━━━━━ LISTING

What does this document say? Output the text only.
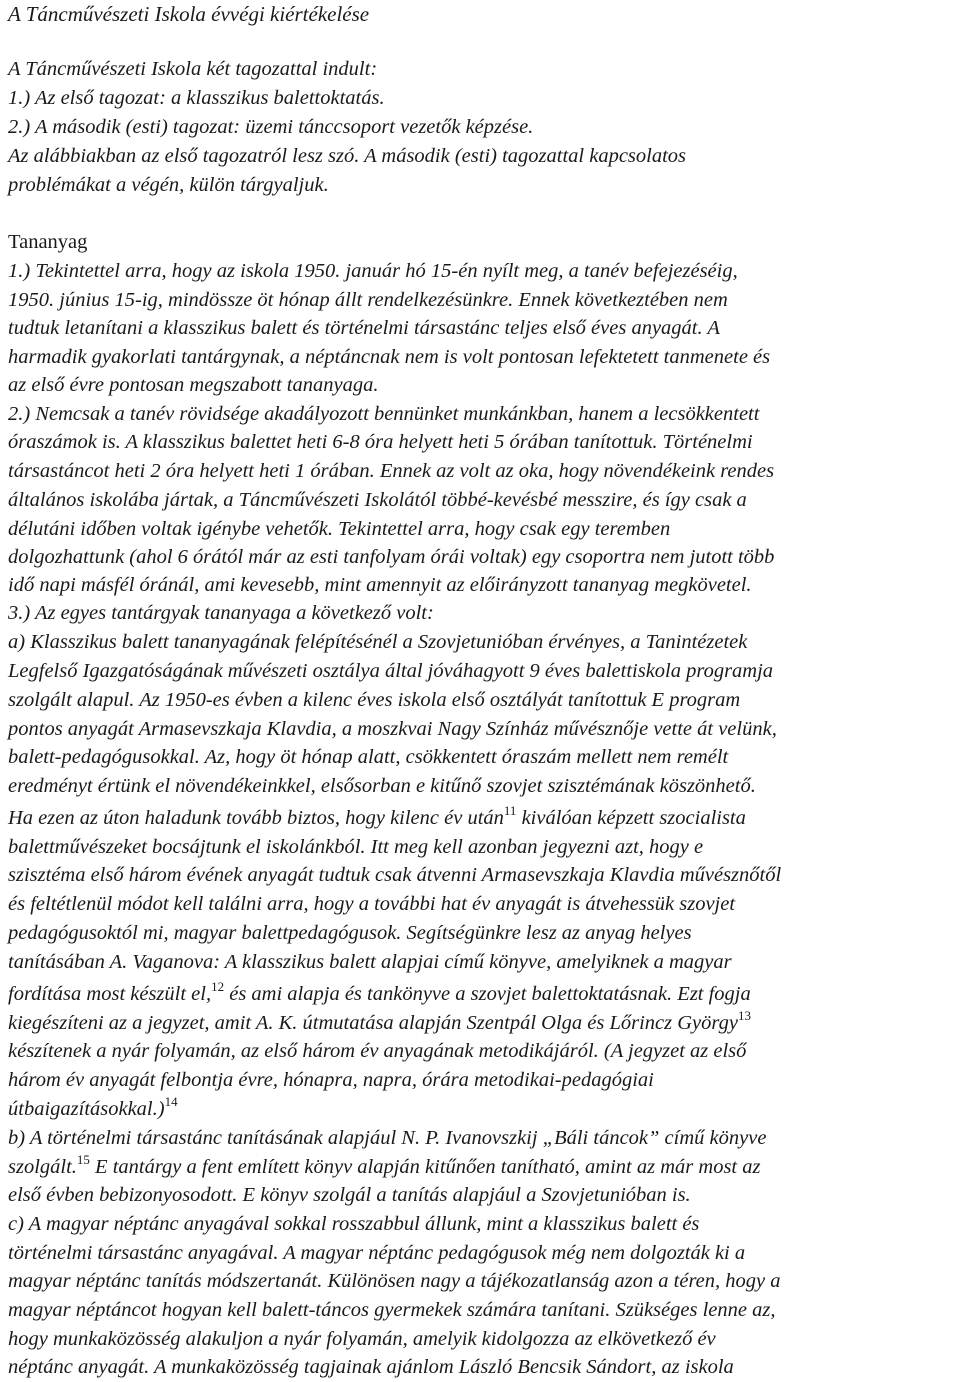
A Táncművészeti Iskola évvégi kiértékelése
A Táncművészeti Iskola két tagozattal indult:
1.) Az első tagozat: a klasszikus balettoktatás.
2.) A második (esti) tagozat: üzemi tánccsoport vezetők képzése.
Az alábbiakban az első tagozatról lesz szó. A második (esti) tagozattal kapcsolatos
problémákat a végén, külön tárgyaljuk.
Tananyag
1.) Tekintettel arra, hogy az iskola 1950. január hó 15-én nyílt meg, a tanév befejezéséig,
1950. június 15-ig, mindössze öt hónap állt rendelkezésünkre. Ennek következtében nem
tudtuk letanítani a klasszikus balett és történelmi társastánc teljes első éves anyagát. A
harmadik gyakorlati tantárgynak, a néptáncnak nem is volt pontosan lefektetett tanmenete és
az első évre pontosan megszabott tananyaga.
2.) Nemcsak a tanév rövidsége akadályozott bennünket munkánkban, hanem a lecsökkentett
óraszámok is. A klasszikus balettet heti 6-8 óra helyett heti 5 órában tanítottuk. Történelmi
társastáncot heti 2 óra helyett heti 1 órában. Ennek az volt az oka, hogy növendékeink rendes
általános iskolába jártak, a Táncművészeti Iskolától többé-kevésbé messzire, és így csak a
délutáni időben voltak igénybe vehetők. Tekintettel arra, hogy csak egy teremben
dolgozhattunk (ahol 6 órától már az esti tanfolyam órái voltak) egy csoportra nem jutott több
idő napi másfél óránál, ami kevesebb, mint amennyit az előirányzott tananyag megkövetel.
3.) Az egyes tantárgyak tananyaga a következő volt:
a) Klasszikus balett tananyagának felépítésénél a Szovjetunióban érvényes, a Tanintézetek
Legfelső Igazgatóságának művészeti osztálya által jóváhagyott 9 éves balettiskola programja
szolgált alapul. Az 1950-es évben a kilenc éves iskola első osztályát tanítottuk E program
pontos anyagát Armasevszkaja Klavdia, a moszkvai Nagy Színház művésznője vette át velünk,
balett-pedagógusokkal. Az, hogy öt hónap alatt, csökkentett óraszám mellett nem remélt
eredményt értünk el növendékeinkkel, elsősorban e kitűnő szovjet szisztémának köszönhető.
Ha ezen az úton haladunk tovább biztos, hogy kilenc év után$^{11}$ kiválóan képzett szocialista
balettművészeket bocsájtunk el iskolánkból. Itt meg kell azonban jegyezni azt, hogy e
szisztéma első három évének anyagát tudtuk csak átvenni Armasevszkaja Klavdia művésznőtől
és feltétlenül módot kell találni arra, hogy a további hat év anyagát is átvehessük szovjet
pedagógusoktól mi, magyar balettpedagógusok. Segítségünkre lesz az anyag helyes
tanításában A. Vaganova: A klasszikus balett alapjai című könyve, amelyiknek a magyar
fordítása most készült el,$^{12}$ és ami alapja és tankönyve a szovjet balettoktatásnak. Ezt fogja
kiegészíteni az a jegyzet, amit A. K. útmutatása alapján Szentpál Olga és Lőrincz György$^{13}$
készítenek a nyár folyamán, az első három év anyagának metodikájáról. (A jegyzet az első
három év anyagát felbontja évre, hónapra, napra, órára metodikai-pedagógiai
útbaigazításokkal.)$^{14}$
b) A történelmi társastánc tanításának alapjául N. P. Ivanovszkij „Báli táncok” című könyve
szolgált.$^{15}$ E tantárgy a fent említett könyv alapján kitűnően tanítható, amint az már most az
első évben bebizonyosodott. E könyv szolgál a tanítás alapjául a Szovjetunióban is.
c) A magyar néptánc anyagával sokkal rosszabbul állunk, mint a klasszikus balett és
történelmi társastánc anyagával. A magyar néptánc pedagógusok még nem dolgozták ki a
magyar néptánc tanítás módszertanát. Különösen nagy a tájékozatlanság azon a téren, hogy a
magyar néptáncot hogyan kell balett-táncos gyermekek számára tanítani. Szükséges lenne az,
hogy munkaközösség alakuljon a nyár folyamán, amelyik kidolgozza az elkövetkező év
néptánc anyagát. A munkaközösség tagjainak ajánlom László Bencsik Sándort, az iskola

━━━━━━━━━━
━━━━━ LISTING

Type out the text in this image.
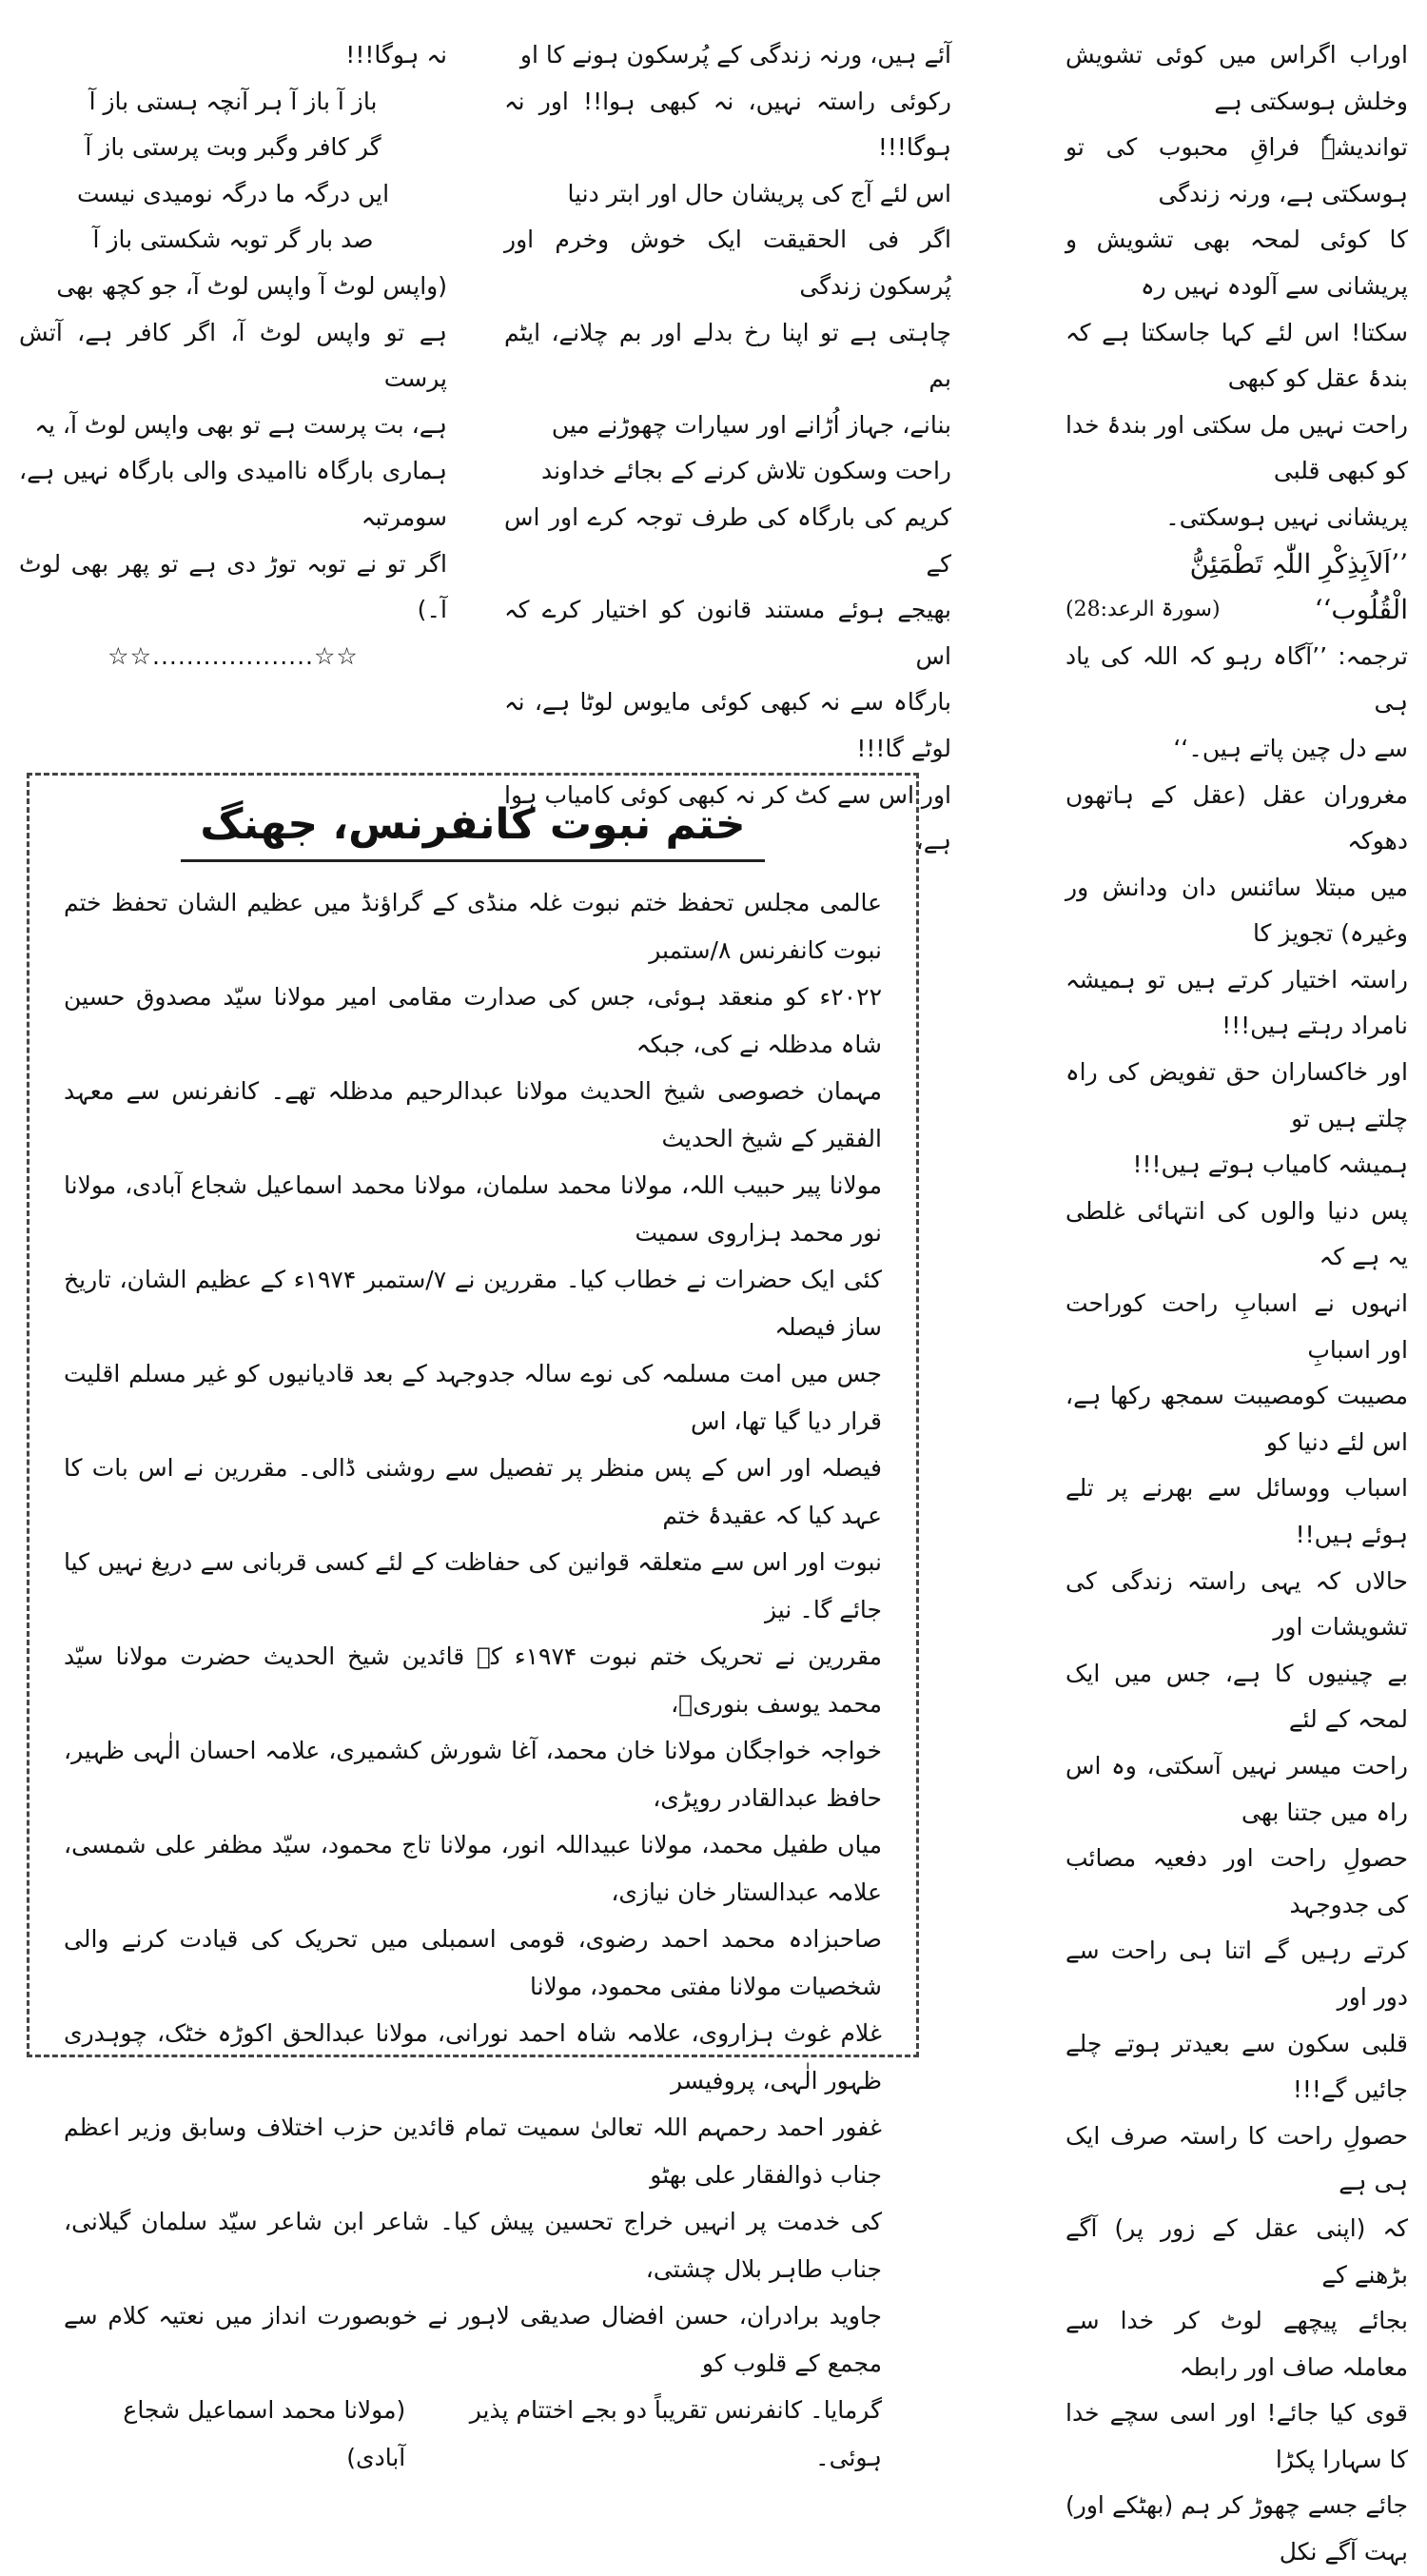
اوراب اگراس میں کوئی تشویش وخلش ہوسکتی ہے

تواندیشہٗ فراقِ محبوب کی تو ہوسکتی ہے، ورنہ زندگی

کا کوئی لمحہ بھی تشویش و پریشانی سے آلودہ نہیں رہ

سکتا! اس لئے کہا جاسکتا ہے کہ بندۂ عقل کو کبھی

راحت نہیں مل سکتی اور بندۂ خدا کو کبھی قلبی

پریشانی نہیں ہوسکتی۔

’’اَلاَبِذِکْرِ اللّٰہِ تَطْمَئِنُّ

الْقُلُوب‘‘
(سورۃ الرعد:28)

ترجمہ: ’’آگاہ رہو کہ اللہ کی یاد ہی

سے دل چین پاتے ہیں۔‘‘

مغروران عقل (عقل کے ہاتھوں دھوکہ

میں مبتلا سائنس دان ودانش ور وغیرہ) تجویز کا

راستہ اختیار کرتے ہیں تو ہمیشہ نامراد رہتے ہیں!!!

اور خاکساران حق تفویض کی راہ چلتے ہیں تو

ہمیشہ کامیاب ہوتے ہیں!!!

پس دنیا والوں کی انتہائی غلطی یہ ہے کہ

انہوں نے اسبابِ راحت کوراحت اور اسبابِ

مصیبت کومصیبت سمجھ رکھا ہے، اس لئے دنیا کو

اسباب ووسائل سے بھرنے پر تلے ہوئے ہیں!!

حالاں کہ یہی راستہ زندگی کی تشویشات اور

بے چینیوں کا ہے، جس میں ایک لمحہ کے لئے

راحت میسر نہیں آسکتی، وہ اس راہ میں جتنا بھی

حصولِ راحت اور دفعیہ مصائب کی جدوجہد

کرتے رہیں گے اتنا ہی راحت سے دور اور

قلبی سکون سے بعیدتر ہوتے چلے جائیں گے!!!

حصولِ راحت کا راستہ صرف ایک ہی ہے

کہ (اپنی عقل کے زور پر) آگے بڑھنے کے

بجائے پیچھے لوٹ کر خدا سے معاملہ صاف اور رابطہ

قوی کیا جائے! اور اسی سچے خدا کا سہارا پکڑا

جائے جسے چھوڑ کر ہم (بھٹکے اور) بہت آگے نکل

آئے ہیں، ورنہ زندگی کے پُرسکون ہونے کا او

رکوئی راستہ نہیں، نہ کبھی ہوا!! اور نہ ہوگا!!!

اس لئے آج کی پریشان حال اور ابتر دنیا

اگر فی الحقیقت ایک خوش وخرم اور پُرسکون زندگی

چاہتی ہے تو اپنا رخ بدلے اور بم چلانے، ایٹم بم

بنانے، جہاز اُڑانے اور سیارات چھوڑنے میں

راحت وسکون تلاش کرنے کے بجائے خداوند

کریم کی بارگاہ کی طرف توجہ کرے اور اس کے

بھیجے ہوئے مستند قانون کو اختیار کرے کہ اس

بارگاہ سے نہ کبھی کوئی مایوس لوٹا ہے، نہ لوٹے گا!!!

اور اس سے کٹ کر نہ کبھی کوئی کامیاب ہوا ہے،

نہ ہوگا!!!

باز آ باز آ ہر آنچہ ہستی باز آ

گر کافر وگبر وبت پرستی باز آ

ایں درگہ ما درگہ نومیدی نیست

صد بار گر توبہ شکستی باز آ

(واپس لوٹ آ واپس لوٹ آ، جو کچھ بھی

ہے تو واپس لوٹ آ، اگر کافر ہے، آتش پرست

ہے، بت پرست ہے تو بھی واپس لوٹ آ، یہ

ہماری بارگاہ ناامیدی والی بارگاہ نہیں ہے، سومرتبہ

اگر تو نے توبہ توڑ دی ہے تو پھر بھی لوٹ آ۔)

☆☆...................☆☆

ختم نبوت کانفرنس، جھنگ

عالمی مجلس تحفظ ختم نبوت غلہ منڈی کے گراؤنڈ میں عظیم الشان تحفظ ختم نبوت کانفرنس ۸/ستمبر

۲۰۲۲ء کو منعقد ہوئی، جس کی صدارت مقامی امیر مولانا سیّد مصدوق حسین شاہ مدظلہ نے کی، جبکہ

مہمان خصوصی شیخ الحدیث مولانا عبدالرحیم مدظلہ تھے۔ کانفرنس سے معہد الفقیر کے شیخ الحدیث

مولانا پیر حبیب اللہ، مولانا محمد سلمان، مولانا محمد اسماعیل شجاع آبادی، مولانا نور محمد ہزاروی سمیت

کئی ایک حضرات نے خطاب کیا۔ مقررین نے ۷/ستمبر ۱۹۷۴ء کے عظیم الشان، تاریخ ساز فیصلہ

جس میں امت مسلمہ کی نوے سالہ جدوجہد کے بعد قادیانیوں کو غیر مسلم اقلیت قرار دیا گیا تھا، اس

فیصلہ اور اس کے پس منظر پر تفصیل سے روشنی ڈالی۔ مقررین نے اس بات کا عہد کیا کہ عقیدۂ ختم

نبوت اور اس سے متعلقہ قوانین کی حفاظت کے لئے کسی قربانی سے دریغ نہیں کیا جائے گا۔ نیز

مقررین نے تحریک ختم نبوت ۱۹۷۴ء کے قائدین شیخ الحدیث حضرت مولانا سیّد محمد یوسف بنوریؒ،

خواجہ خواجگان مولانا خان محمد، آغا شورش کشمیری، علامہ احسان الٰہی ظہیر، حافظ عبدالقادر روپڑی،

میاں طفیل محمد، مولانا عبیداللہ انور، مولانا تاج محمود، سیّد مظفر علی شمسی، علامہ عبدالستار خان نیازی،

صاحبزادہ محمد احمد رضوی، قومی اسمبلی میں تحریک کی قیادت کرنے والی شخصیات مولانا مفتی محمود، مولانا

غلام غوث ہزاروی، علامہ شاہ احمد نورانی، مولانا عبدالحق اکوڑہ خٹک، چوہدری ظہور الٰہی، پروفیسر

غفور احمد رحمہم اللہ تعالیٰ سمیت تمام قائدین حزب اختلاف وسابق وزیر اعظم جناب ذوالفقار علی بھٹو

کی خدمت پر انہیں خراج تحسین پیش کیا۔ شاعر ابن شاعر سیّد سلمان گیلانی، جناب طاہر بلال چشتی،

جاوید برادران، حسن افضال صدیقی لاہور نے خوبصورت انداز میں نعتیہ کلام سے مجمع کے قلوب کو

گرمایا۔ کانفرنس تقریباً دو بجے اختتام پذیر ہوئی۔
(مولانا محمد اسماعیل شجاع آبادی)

━━━━━━━━━━

List every line above containing the word "Táncművészeti".

A Táncművészeti Iskola évvégi kiértékelése
A Táncművészeti Iskola két tagozattal indult:
általános iskolába jártak, a Táncművészeti Iskolától többé-kevésbé messzire, és így csak a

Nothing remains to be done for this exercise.